- EXERCISE INPUTS
..............................

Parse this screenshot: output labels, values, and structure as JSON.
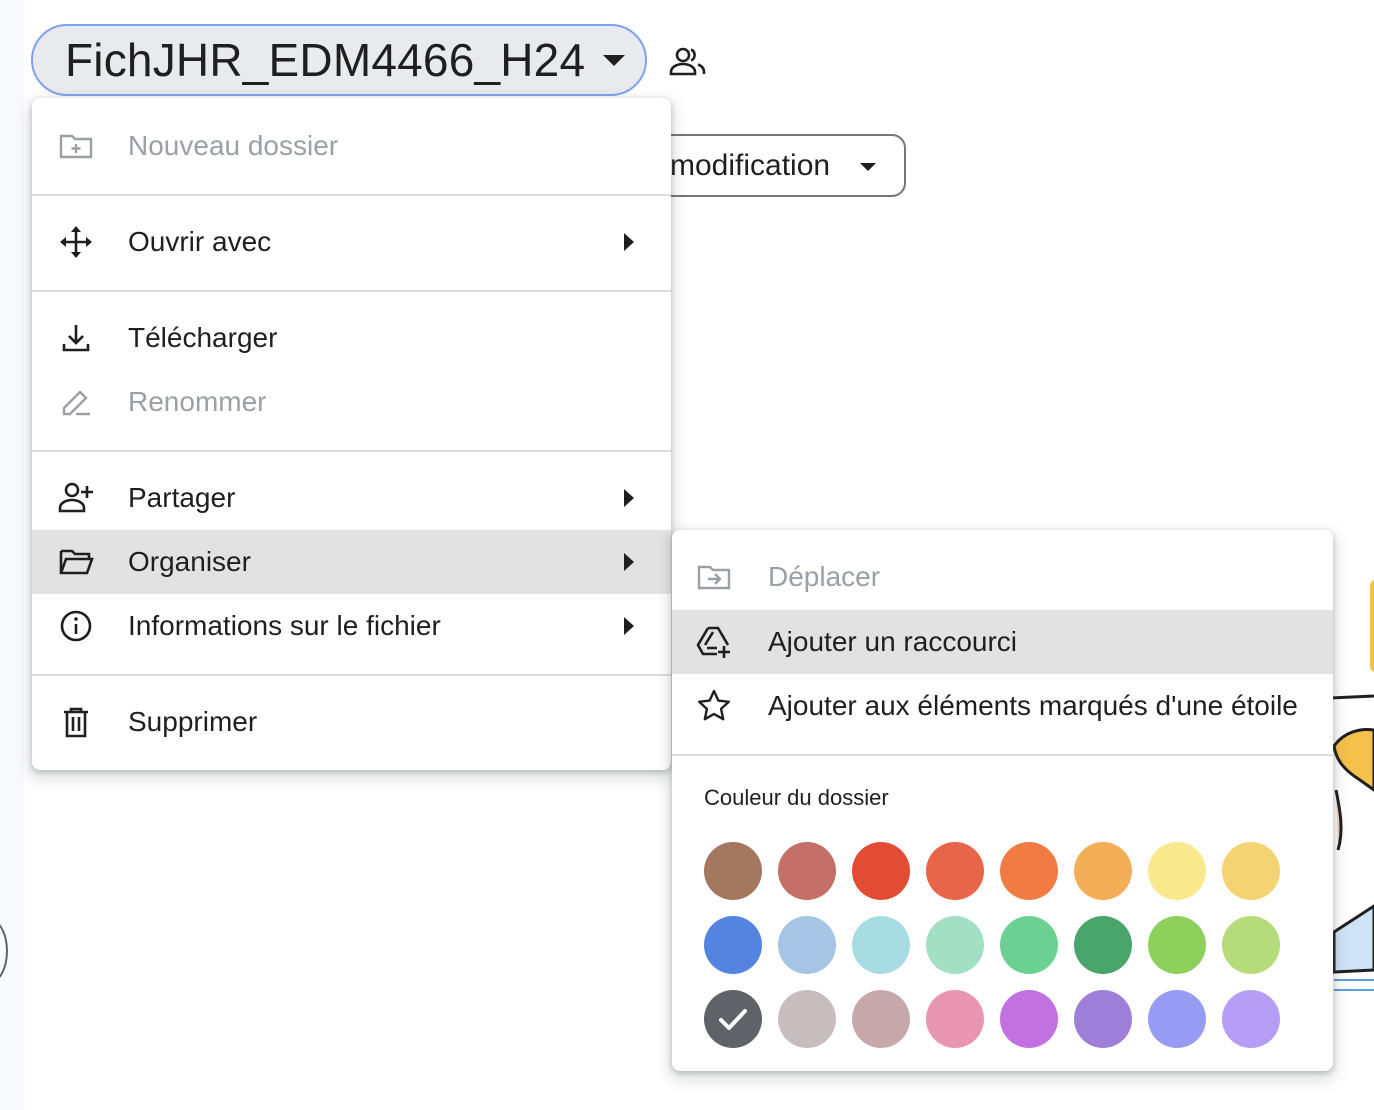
{
  "header": {
    "folder_title": "FichJHR_EDM4466_H24",
    "shared_icon": "people-icon"
  },
  "filter": {
    "label": "modification"
  },
  "context_menu": {
    "items": [
      {
        "label": "Nouveau dossier",
        "icon": "new-folder-icon",
        "disabled": true
      },
      {
        "label": "Ouvrir avec",
        "icon": "open-with-icon",
        "submenu": true
      },
      {
        "label": "Télécharger",
        "icon": "download-icon"
      },
      {
        "label": "Renommer",
        "icon": "rename-icon",
        "disabled": true
      },
      {
        "label": "Partager",
        "icon": "add-person-icon",
        "submenu": true
      },
      {
        "label": "Organiser",
        "icon": "folder-open-icon",
        "submenu": true,
        "highlighted": true
      },
      {
        "label": "Informations sur le fichier",
        "icon": "info-icon",
        "submenu": true
      },
      {
        "label": "Supprimer",
        "icon": "trash-icon"
      }
    ]
  },
  "organize_submenu": {
    "items": [
      {
        "label": "Déplacer",
        "icon": "move-folder-icon",
        "disabled": true
      },
      {
        "label": "Ajouter un raccourci",
        "icon": "add-shortcut-icon",
        "highlighted": true
      },
      {
        "label": "Ajouter aux éléments marqués d'une étoile",
        "icon": "star-icon"
      }
    ],
    "color_section_title": "Couleur du dossier",
    "selected_color": "#5f6368",
    "colors": [
      [
        "#a4775f",
        "#c46f68",
        "#e34c34",
        "#e8644a",
        "#f07c43",
        "#f4ae57",
        "#f8e98d",
        "#f4d372"
      ],
      [
        "#5484e0",
        "#a6c4e4",
        "#a8dce3",
        "#a3dfc4",
        "#6dd093",
        "#4aa56c",
        "#8dd05c",
        "#b6db7a"
      ],
      [
        "#5f6368",
        "#c7bdbf",
        "#c6a7aa",
        "#e795b1",
        "#c271e0",
        "#9d7ed9",
        "#979bf4",
        "#b59cf5"
      ]
    ]
  }
}
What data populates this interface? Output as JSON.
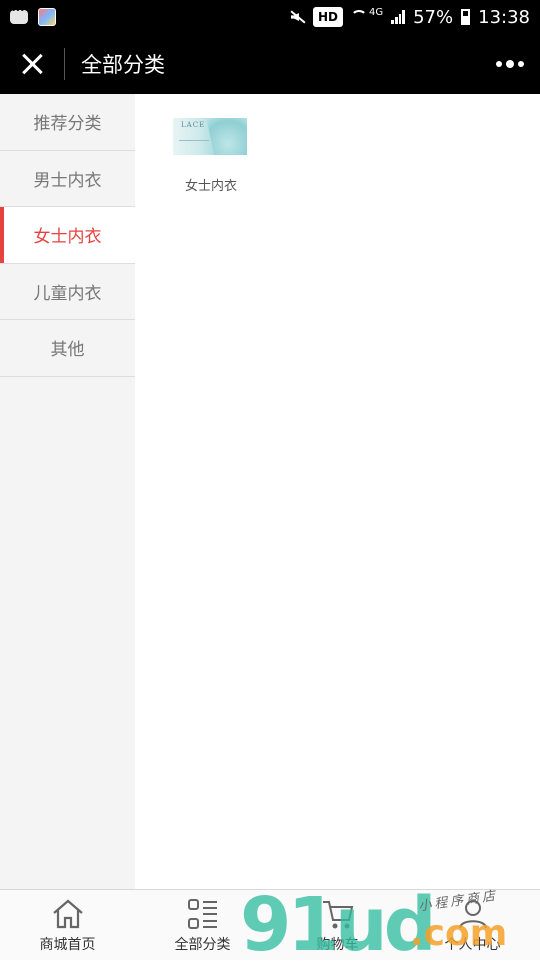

..............................

- WHAT IS REQUIRED
Give an exact copy of the material, leaving out every picture.

- RESPONSE TO THE EXERCISE
Parse this screenshot: output labels, values, and structure as JSON.
{
  "header": {
    "folder_title": "FichJHR_EDM4466_H24",
    "shared_icon": "people-icon"
  },
  "filter": {
    "label": "modification"
  },
  "context_menu": {
    "items": [
      {
        "label": "Nouveau dossier",
        "icon": "new-folder-icon",
        "disabled": true
      },
      {
        "label": "Ouvrir avec",
        "icon": "open-with-icon",
        "submenu": true
      },
      {
        "label": "Télécharger",
        "icon": "download-icon"
      },
      {
        "label": "Renommer",
        "icon": "rename-icon",
        "disabled": true
      },
      {
        "label": "Partager",
        "icon": "add-person-icon",
        "submenu": true
      },
      {
        "label": "Organiser",
        "icon": "folder-open-icon",
        "submenu": true,
        "highlighted": true
      },
      {
        "label": "Informations sur le fichier",
        "icon": "info-icon",
        "submenu": true
      },
      {
        "label": "Supprimer",
        "icon": "trash-icon"
      }
    ]
  },
  "organize_submenu": {
    "items": [
      {
        "label": "Déplacer",
        "icon": "move-folder-icon",
        "disabled": true
      },
      {
        "label": "Ajouter un raccourci",
        "icon": "add-shortcut-icon",
        "highlighted": true
      },
      {
        "label": "Ajouter aux éléments marqués d'une étoile",
        "icon": "star-icon"
      }
    ],
    "color_section_title": "Couleur du dossier",
    "selected_color": "#5f6368",
    "colors": [
      [
        "#a4775f",
        "#c46f68",
        "#e34c34",
        "#e8644a",
        "#f07c43",
        "#f4ae57",
        "#f8e98d",
        "#f4d372"
      ],
      [
        "#5484e0",
        "#a6c4e4",
        "#a8dce3",
        "#a3dfc4",
        "#6dd093",
        "#4aa56c",
        "#8dd05c",
        "#b6db7a"
      ],
      [
        "#5f6368",
        "#c7bdbf",
        "#c6a7aa",
        "#e795b1",
        "#c271e0",
        "#9d7ed9",
        "#979bf4",
        "#b59cf5"
      ]
    ]
  }
}
What data populates this interface? Output as JSON.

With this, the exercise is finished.